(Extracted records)
━━━━

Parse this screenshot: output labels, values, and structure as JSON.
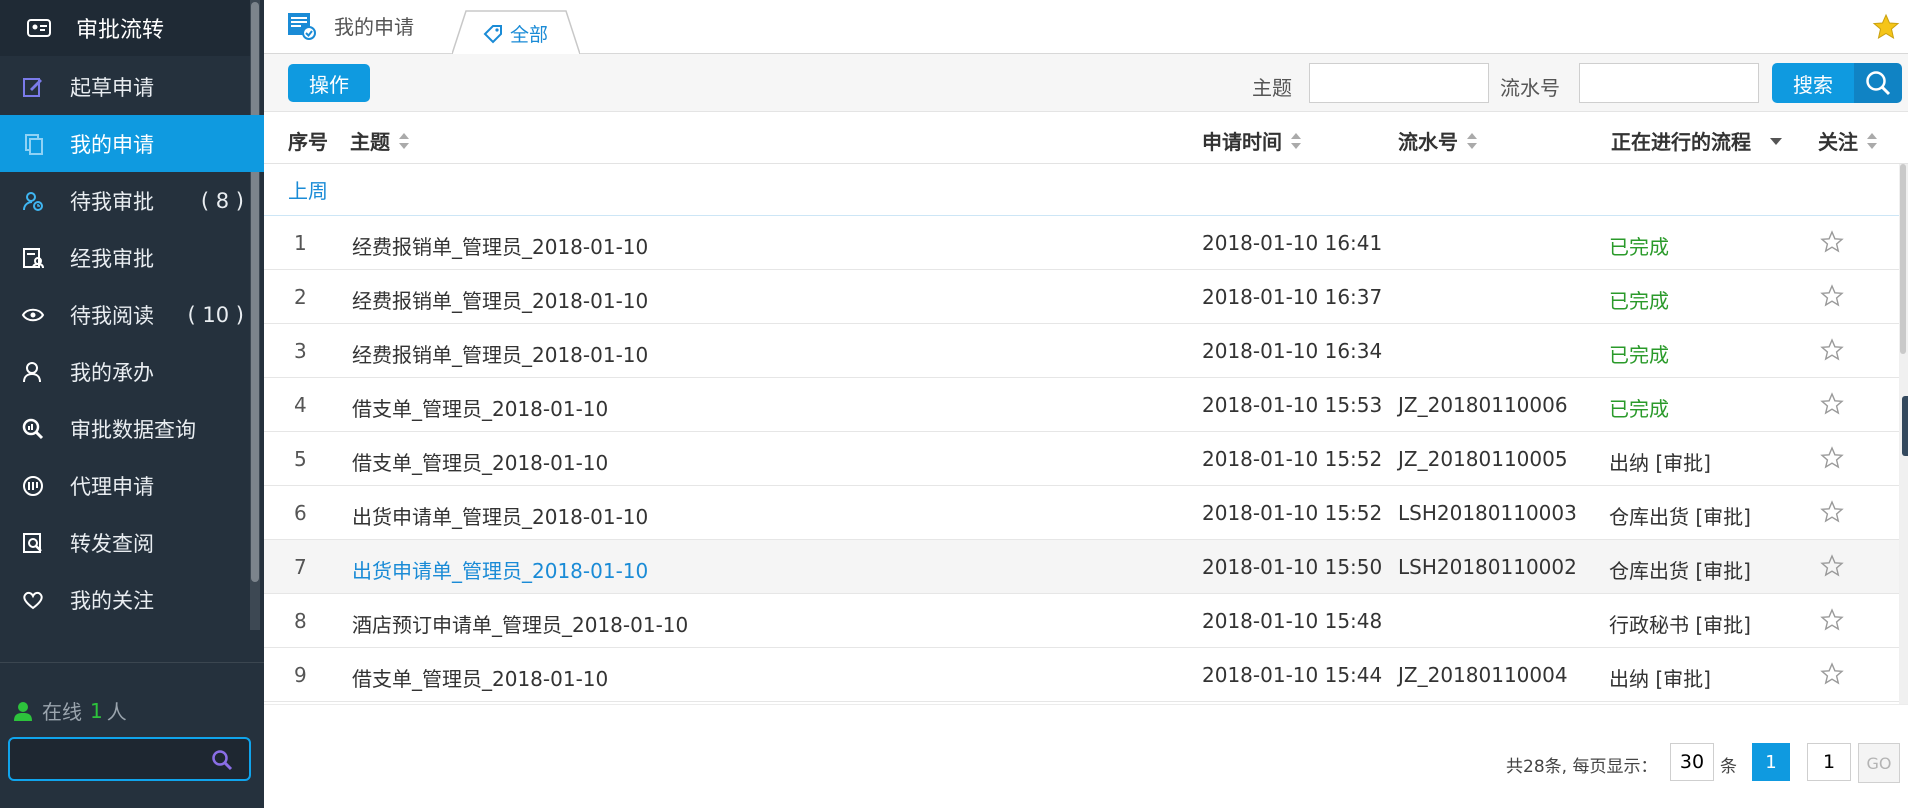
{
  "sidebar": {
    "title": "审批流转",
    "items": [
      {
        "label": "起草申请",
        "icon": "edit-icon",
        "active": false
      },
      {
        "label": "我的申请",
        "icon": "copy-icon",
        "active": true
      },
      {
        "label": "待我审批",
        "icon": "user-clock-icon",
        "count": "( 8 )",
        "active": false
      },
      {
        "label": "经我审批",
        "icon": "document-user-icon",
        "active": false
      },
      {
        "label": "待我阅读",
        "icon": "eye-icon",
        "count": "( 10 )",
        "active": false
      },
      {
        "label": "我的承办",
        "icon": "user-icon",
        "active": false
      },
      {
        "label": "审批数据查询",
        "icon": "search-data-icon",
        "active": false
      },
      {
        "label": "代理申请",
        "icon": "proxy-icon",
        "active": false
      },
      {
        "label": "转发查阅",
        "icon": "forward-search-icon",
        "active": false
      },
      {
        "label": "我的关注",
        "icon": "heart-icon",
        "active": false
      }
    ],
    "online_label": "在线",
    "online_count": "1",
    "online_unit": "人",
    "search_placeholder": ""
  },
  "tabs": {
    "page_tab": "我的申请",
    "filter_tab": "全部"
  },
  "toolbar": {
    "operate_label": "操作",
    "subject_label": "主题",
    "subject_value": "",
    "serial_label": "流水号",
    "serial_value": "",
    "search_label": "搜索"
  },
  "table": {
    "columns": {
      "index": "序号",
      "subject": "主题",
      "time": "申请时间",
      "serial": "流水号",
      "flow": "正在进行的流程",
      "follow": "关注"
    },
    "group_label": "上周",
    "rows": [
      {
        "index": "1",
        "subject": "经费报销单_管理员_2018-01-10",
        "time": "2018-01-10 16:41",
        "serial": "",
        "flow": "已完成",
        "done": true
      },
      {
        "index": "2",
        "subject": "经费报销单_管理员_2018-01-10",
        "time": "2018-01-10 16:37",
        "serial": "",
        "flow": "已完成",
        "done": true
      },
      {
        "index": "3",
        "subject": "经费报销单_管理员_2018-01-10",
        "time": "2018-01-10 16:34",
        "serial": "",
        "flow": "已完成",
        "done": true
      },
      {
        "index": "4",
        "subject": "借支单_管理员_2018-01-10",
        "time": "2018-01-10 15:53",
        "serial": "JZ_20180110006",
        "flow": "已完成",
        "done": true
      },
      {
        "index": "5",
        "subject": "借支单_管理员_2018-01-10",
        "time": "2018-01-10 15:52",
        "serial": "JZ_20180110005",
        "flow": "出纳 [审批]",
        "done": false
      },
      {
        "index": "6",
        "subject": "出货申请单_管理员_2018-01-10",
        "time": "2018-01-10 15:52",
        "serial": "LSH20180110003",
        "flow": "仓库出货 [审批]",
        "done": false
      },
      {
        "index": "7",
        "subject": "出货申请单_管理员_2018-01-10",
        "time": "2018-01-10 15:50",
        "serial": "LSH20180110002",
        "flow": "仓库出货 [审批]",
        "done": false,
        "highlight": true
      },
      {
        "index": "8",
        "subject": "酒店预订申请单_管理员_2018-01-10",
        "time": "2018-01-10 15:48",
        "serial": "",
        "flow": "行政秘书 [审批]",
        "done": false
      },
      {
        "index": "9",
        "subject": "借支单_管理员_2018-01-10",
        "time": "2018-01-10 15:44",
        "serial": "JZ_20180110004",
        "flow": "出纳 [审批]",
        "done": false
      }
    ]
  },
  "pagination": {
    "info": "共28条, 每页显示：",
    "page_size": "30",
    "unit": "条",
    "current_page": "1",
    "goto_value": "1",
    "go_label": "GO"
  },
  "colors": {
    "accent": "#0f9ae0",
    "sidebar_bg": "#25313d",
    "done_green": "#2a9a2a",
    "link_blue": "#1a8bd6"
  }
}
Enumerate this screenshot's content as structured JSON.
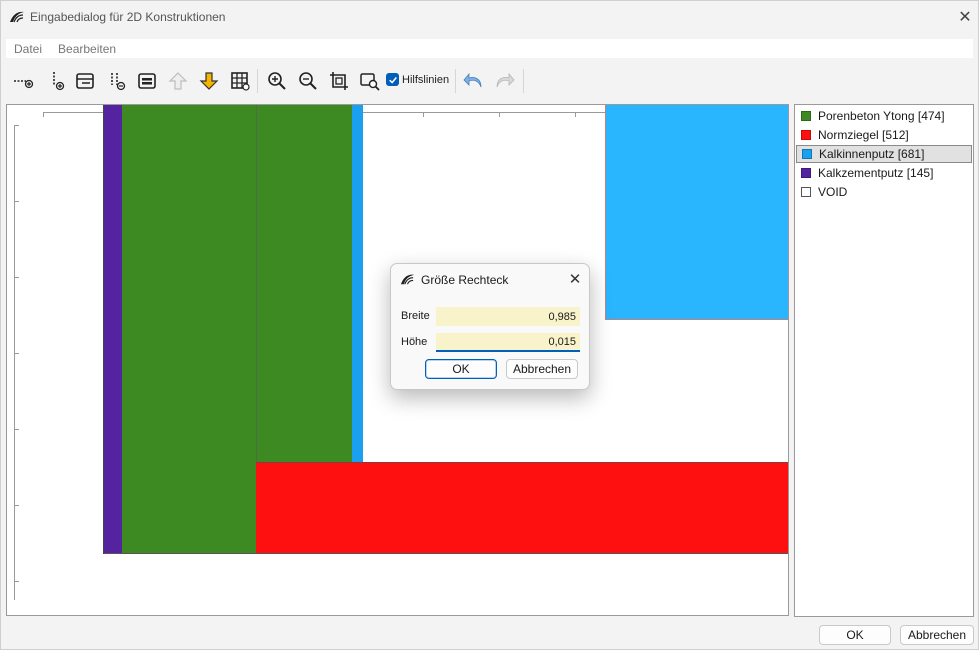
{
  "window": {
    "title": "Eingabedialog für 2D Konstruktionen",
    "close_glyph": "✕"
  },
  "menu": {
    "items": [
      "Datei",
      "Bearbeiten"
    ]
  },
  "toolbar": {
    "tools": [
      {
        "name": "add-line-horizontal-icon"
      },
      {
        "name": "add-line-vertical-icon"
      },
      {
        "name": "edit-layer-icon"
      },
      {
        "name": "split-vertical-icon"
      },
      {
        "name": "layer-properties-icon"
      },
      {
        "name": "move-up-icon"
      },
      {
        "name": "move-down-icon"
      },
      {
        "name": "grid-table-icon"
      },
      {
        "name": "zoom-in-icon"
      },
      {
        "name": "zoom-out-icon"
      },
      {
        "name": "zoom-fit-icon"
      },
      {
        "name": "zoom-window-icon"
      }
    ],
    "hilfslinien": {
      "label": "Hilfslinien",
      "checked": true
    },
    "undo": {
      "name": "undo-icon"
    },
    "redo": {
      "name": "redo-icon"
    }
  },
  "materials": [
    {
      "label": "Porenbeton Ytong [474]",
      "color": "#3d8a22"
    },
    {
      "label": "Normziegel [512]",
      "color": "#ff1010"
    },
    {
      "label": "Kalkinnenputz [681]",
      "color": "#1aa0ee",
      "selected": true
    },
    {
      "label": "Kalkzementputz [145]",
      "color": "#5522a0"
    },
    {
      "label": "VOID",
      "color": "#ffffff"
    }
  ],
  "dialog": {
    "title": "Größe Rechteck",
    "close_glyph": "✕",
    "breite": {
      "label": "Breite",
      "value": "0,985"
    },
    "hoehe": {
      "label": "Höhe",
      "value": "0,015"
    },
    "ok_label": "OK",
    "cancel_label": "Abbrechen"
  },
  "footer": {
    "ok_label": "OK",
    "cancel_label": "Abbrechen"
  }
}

━━━━

* **WORK REQUIRED**
Print out the lines exactly, skipping any picture.

* **RESULT FOR THIS EXERCISE**
Parse this screenshot: output labels, values, and structure as JSON.
{
  "sidebar": {
    "title": "审批流转",
    "items": [
      {
        "label": "起草申请",
        "icon": "edit-icon",
        "active": false
      },
      {
        "label": "我的申请",
        "icon": "copy-icon",
        "active": true
      },
      {
        "label": "待我审批",
        "icon": "user-clock-icon",
        "count": "( 8 )",
        "active": false
      },
      {
        "label": "经我审批",
        "icon": "document-user-icon",
        "active": false
      },
      {
        "label": "待我阅读",
        "icon": "eye-icon",
        "count": "( 10 )",
        "active": false
      },
      {
        "label": "我的承办",
        "icon": "user-icon",
        "active": false
      },
      {
        "label": "审批数据查询",
        "icon": "search-data-icon",
        "active": false
      },
      {
        "label": "代理申请",
        "icon": "proxy-icon",
        "active": false
      },
      {
        "label": "转发查阅",
        "icon": "forward-search-icon",
        "active": false
      },
      {
        "label": "我的关注",
        "icon": "heart-icon",
        "active": false
      }
    ],
    "online_label": "在线",
    "online_count": "1",
    "online_unit": "人",
    "search_placeholder": ""
  },
  "tabs": {
    "page_tab": "我的申请",
    "filter_tab": "全部"
  },
  "toolbar": {
    "operate_label": "操作",
    "subject_label": "主题",
    "subject_value": "",
    "serial_label": "流水号",
    "serial_value": "",
    "search_label": "搜索"
  },
  "table": {
    "columns": {
      "index": "序号",
      "subject": "主题",
      "time": "申请时间",
      "serial": "流水号",
      "flow": "正在进行的流程",
      "follow": "关注"
    },
    "group_label": "上周",
    "rows": [
      {
        "index": "1",
        "subject": "经费报销单_管理员_2018-01-10",
        "time": "2018-01-10 16:41",
        "serial": "",
        "flow": "已完成",
        "done": true
      },
      {
        "index": "2",
        "subject": "经费报销单_管理员_2018-01-10",
        "time": "2018-01-10 16:37",
        "serial": "",
        "flow": "已完成",
        "done": true
      },
      {
        "index": "3",
        "subject": "经费报销单_管理员_2018-01-10",
        "time": "2018-01-10 16:34",
        "serial": "",
        "flow": "已完成",
        "done": true
      },
      {
        "index": "4",
        "subject": "借支单_管理员_2018-01-10",
        "time": "2018-01-10 15:53",
        "serial": "JZ_20180110006",
        "flow": "已完成",
        "done": true
      },
      {
        "index": "5",
        "subject": "借支单_管理员_2018-01-10",
        "time": "2018-01-10 15:52",
        "serial": "JZ_20180110005",
        "flow": "出纳 [审批]",
        "done": false
      },
      {
        "index": "6",
        "subject": "出货申请单_管理员_2018-01-10",
        "time": "2018-01-10 15:52",
        "serial": "LSH20180110003",
        "flow": "仓库出货 [审批]",
        "done": false
      },
      {
        "index": "7",
        "subject": "出货申请单_管理员_2018-01-10",
        "time": "2018-01-10 15:50",
        "serial": "LSH20180110002",
        "flow": "仓库出货 [审批]",
        "done": false,
        "highlight": true
      },
      {
        "index": "8",
        "subject": "酒店预订申请单_管理员_2018-01-10",
        "time": "2018-01-10 15:48",
        "serial": "",
        "flow": "行政秘书 [审批]",
        "done": false
      },
      {
        "index": "9",
        "subject": "借支单_管理员_2018-01-10",
        "time": "2018-01-10 15:44",
        "serial": "JZ_20180110004",
        "flow": "出纳 [审批]",
        "done": false
      }
    ]
  },
  "pagination": {
    "info": "共28条, 每页显示：",
    "page_size": "30",
    "unit": "条",
    "current_page": "1",
    "goto_value": "1",
    "go_label": "GO"
  },
  "colors": {
    "accent": "#0f9ae0",
    "sidebar_bg": "#25313d",
    "done_green": "#2a9a2a",
    "link_blue": "#1a8bd6"
  }
}
Enumerate this screenshot's content as structured JSON.
{
  "window": {
    "title": "Eingabedialog für 2D Konstruktionen",
    "close_glyph": "✕"
  },
  "menu": {
    "items": [
      "Datei",
      "Bearbeiten"
    ]
  },
  "toolbar": {
    "tools": [
      {
        "name": "add-line-horizontal-icon"
      },
      {
        "name": "add-line-vertical-icon"
      },
      {
        "name": "edit-layer-icon"
      },
      {
        "name": "split-vertical-icon"
      },
      {
        "name": "layer-properties-icon"
      },
      {
        "name": "move-up-icon"
      },
      {
        "name": "move-down-icon"
      },
      {
        "name": "grid-table-icon"
      },
      {
        "name": "zoom-in-icon"
      },
      {
        "name": "zoom-out-icon"
      },
      {
        "name": "zoom-fit-icon"
      },
      {
        "name": "zoom-window-icon"
      }
    ],
    "hilfslinien": {
      "label": "Hilfslinien",
      "checked": true
    },
    "undo": {
      "name": "undo-icon"
    },
    "redo": {
      "name": "redo-icon"
    }
  },
  "materials": [
    {
      "label": "Porenbeton Ytong [474]",
      "color": "#3d8a22"
    },
    {
      "label": "Normziegel [512]",
      "color": "#ff1010"
    },
    {
      "label": "Kalkinnenputz [681]",
      "color": "#1aa0ee",
      "selected": true
    },
    {
      "label": "Kalkzementputz [145]",
      "color": "#5522a0"
    },
    {
      "label": "VOID",
      "color": "#ffffff"
    }
  ],
  "dialog": {
    "title": "Größe Rechteck",
    "close_glyph": "✕",
    "breite": {
      "label": "Breite",
      "value": "0,985"
    },
    "hoehe": {
      "label": "Höhe",
      "value": "0,015"
    },
    "ok_label": "OK",
    "cancel_label": "Abbrechen"
  },
  "footer": {
    "ok_label": "OK",
    "cancel_label": "Abbrechen"
  }
}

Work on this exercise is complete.